Search the records below for the word "bola". Pull out each line that has it.

DATA SECTION>
--------

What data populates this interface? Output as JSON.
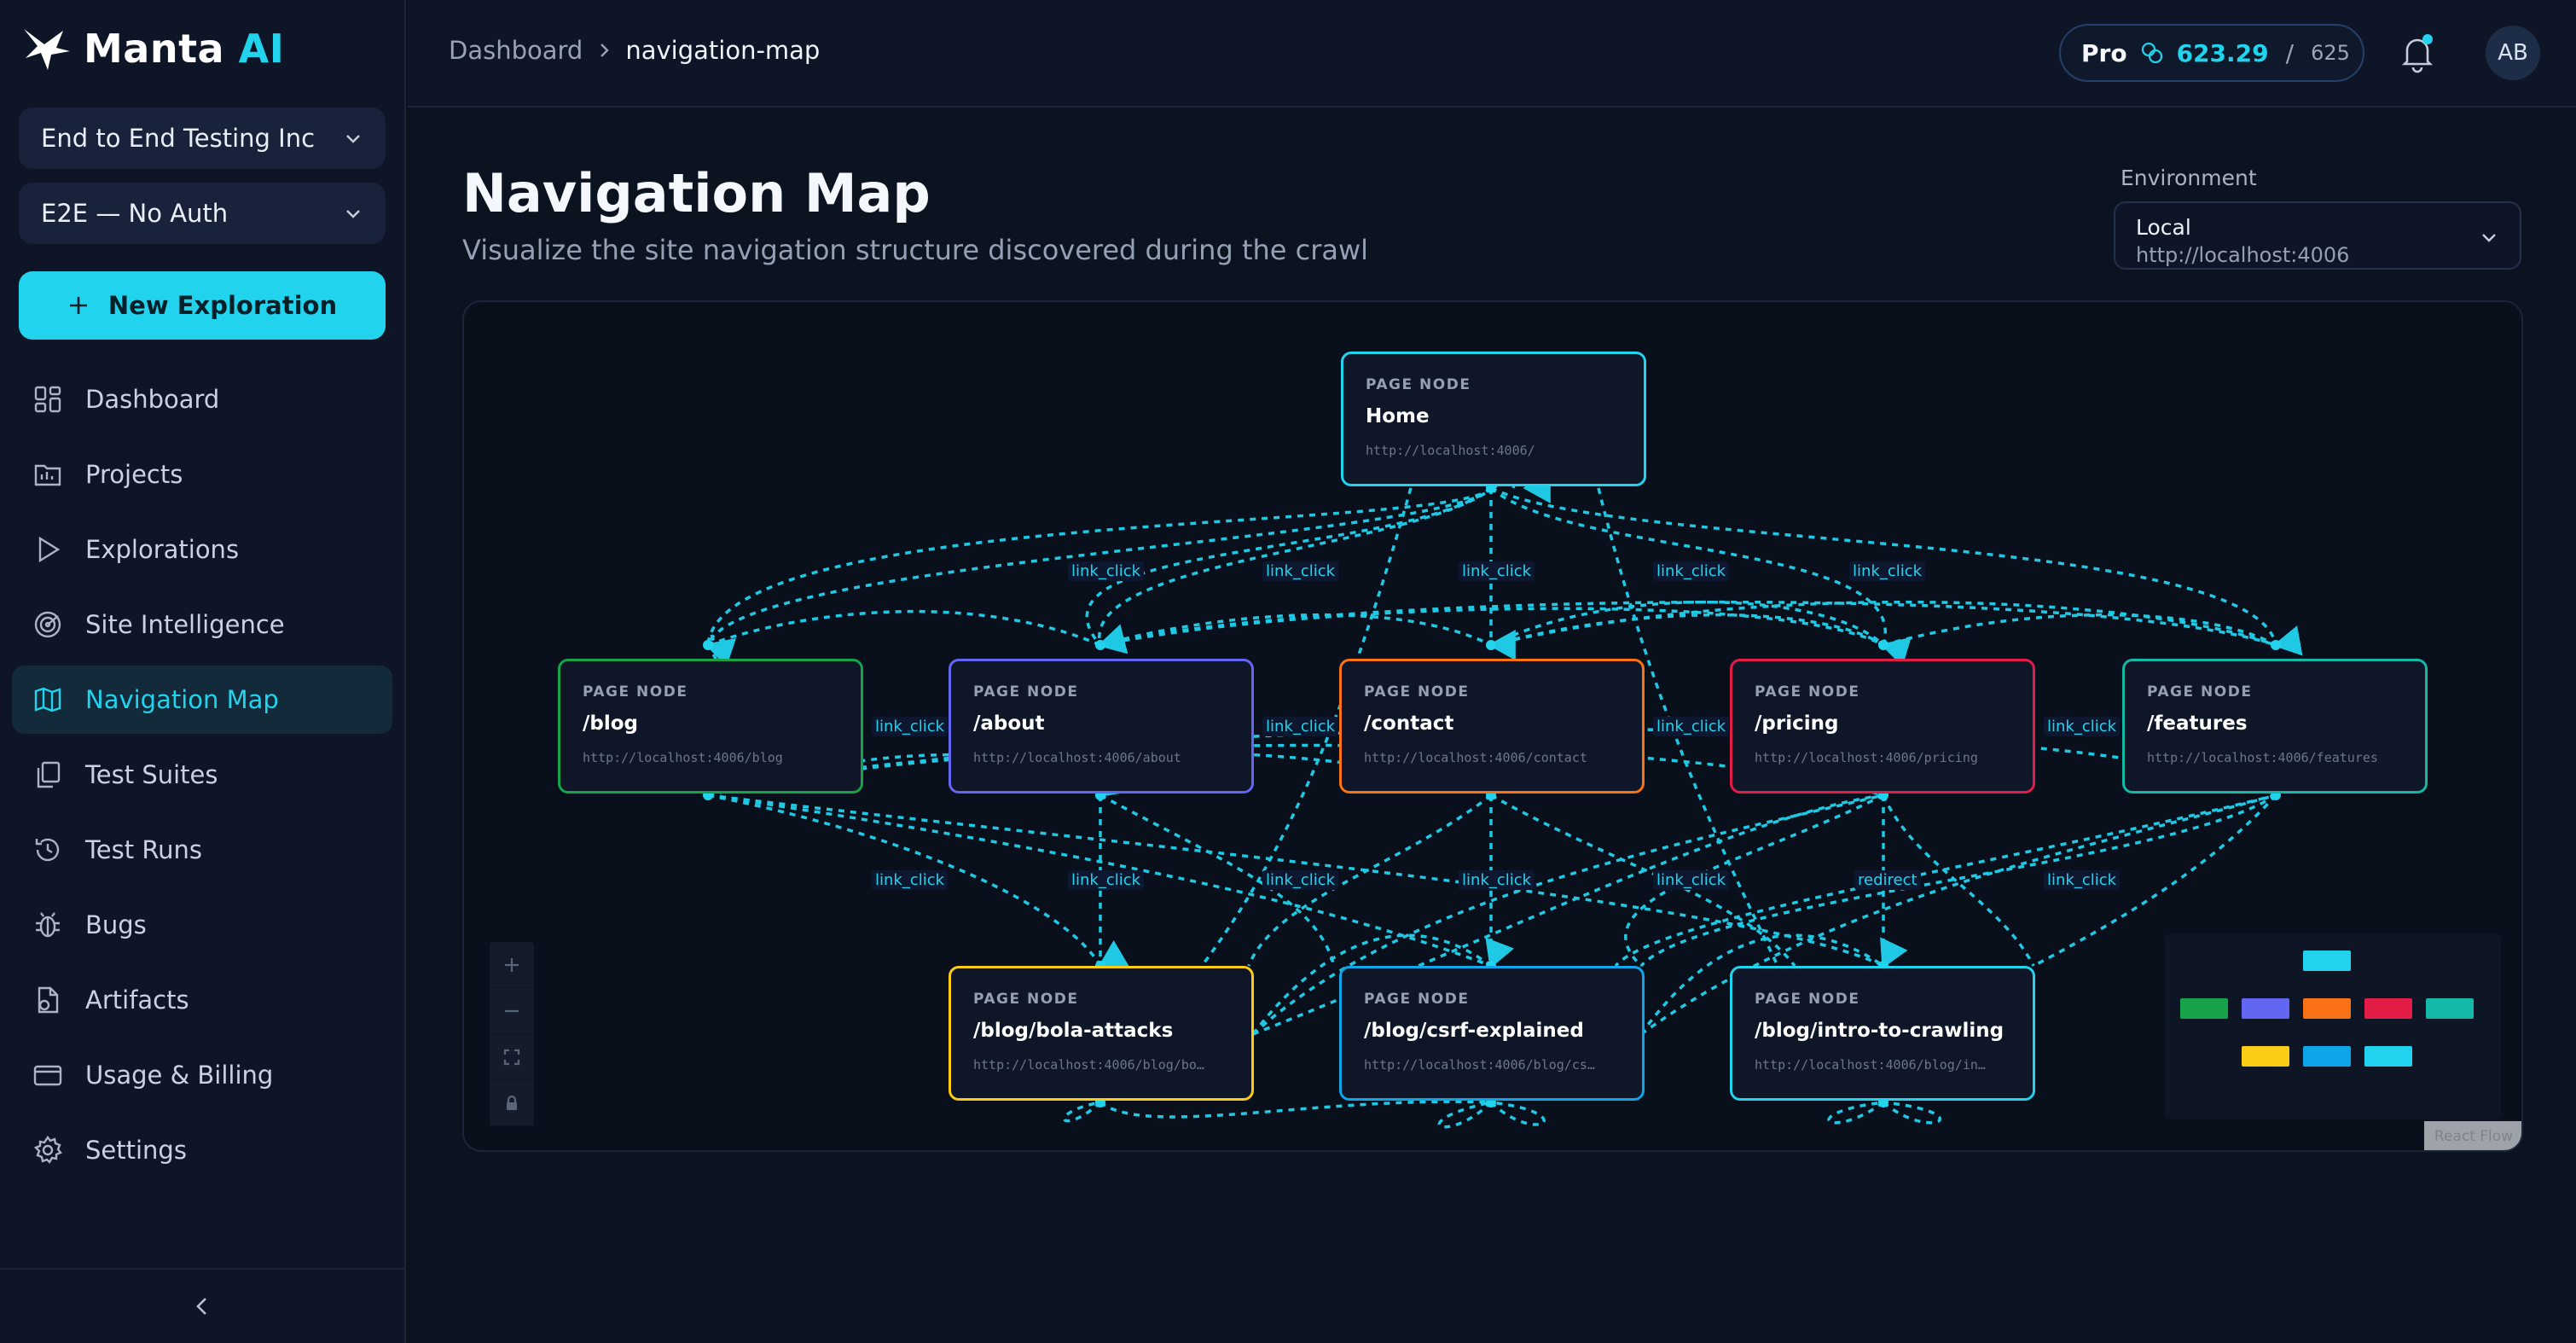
{
  "app": {
    "logo_word": "Manta",
    "logo_ai": "AI"
  },
  "sidebar": {
    "org_select": "End to End Testing Inc",
    "project_select": "E2E — No Auth",
    "new_button": "New Exploration",
    "items": [
      {
        "label": "Dashboard",
        "icon": "dashboard-icon"
      },
      {
        "label": "Projects",
        "icon": "folder-icon"
      },
      {
        "label": "Explorations",
        "icon": "play-icon"
      },
      {
        "label": "Site Intelligence",
        "icon": "radar-icon"
      },
      {
        "label": "Navigation Map",
        "icon": "map-icon",
        "active": true
      },
      {
        "label": "Test Suites",
        "icon": "copy-icon"
      },
      {
        "label": "Test Runs",
        "icon": "history-icon"
      },
      {
        "label": "Bugs",
        "icon": "bug-icon"
      },
      {
        "label": "Artifacts",
        "icon": "file-icon"
      },
      {
        "label": "Usage & Billing",
        "icon": "card-icon"
      },
      {
        "label": "Settings",
        "icon": "gear-icon"
      }
    ]
  },
  "header": {
    "breadcrumb_root": "Dashboard",
    "breadcrumb_current": "navigation-map",
    "plan": "Pro",
    "credits_used": "623.29",
    "credits_sep": "/",
    "credits_total": "625",
    "avatar_initials": "AB"
  },
  "page": {
    "title": "Navigation Map",
    "subtitle": "Visualize the site navigation structure discovered during the crawl",
    "env_label": "Environment",
    "env_name": "Local",
    "env_url": "http://localhost:4006"
  },
  "graph": {
    "node_kind": "PAGE NODE",
    "nodes": {
      "home": {
        "name": "Home",
        "url": "http://localhost:4006/"
      },
      "blog": {
        "name": "/blog",
        "url": "http://localhost:4006/blog"
      },
      "about": {
        "name": "/about",
        "url": "http://localhost:4006/about"
      },
      "contact": {
        "name": "/contact",
        "url": "http://localhost:4006/contact"
      },
      "pricing": {
        "name": "/pricing",
        "url": "http://localhost:4006/pricing"
      },
      "features": {
        "name": "/features",
        "url": "http://localhost:4006/features"
      },
      "bola": {
        "name": "/blog/bola-attacks",
        "url": "http://localhost:4006/blog/bo…"
      },
      "csrf": {
        "name": "/blog/csrf-explained",
        "url": "http://localhost:4006/blog/cs…"
      },
      "intro": {
        "name": "/blog/intro-to-crawling",
        "url": "http://localhost:4006/blog/in…"
      }
    },
    "edge_labels": {
      "link_click": "link_click",
      "redirect": "redirect"
    },
    "colors": {
      "edge": "#22d3ee",
      "home": "#22d3ee",
      "blog": "#16a34a",
      "about": "#6366f1",
      "contact": "#f97316",
      "pricing": "#e11d48",
      "features": "#14b8a6",
      "bola": "#facc15",
      "csrf": "#0ea5e9",
      "intro": "#22d3ee"
    },
    "attribution": "React Flow"
  }
}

--------

FINAL RESULT>
      "bola": {
        "name": "/blog/bola-attacks",
      "bola": "#facc15",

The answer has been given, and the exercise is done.